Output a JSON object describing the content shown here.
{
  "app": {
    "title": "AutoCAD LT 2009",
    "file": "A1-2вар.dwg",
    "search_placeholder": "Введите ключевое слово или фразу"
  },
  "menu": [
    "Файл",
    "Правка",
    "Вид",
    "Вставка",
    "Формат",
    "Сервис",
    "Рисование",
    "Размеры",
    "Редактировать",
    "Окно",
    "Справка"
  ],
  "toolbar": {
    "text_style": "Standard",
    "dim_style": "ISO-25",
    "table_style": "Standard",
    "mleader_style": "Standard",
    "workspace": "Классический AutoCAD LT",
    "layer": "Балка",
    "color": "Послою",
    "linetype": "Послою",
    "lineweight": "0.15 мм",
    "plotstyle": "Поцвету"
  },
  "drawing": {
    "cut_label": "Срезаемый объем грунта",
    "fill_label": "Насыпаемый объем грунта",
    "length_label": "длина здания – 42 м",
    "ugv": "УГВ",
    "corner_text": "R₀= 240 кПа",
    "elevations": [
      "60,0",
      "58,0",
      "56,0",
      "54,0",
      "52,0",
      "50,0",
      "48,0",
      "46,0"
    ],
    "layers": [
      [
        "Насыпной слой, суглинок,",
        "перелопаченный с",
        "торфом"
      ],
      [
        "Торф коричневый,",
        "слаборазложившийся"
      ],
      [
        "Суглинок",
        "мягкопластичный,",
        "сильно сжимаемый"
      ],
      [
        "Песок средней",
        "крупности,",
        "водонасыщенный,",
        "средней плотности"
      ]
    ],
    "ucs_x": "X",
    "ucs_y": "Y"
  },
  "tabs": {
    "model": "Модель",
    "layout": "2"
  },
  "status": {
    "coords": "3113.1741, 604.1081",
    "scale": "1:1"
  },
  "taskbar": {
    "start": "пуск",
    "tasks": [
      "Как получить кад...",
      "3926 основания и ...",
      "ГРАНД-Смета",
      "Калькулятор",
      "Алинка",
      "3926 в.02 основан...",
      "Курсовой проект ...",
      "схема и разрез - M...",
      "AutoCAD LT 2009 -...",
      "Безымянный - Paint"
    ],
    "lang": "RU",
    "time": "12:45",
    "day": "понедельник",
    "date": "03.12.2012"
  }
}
______
→ TASK TO CARRY OUT
Type the whole listing again, unaltered.

→ TASK ANSWER
Output a JSON object describing the content shown here.
{
  "app": {
    "title": "AutoCAD LT 2009",
    "file": "A1-2вар.dwg",
    "search_placeholder": "Введите ключевое слово или фразу"
  },
  "menu": [
    "Файл",
    "Правка",
    "Вид",
    "Вставка",
    "Формат",
    "Сервис",
    "Рисование",
    "Размеры",
    "Редактировать",
    "Окно",
    "Справка"
  ],
  "toolbar": {
    "text_style": "Standard",
    "dim_style": "ISO-25",
    "table_style": "Standard",
    "mleader_style": "Standard",
    "workspace": "Классический AutoCAD LT",
    "layer": "Балка",
    "color": "Послою",
    "linetype": "Послою",
    "lineweight": "0.15 мм",
    "plotstyle": "Поцвету"
  },
  "drawing": {
    "cut_label": "Срезаемый объем грунта",
    "fill_label": "Насыпаемый объем грунта",
    "length_label": "длина здания – 42 м",
    "ugv": "УГВ",
    "corner_text": "R₀= 240 кПа",
    "elevations": [
      "60,0",
      "58,0",
      "56,0",
      "54,0",
      "52,0",
      "50,0",
      "48,0",
      "46,0"
    ],
    "layers": [
      [
        "Насыпной слой, суглинок,",
        "перелопаченный с",
        "торфом"
      ],
      [
        "Торф коричневый,",
        "слаборазложившийся"
      ],
      [
        "Суглинок",
        "мягкопластичный,",
        "сильно сжимаемый"
      ],
      [
        "Песок средней",
        "крупности,",
        "водонасыщенный,",
        "средней плотности"
      ]
    ],
    "ucs_x": "X",
    "ucs_y": "Y"
  },
  "tabs": {
    "model": "Модель",
    "layout": "2"
  },
  "status": {
    "coords": "3113.1741, 604.1081",
    "scale": "1:1"
  },
  "taskbar": {
    "start": "пуск",
    "tasks": [
      "Как получить кад...",
      "3926 основания и ...",
      "ГРАНД-Смета",
      "Калькулятор",
      "Алинка",
      "3926 в.02 основан...",
      "Курсовой проект ...",
      "схема и разрез - M...",
      "AutoCAD LT 2009 -...",
      "Безымянный - Paint"
    ],
    "lang": "RU",
    "time": "12:45",
    "day": "понедельник",
    "date": "03.12.2012"
  }
}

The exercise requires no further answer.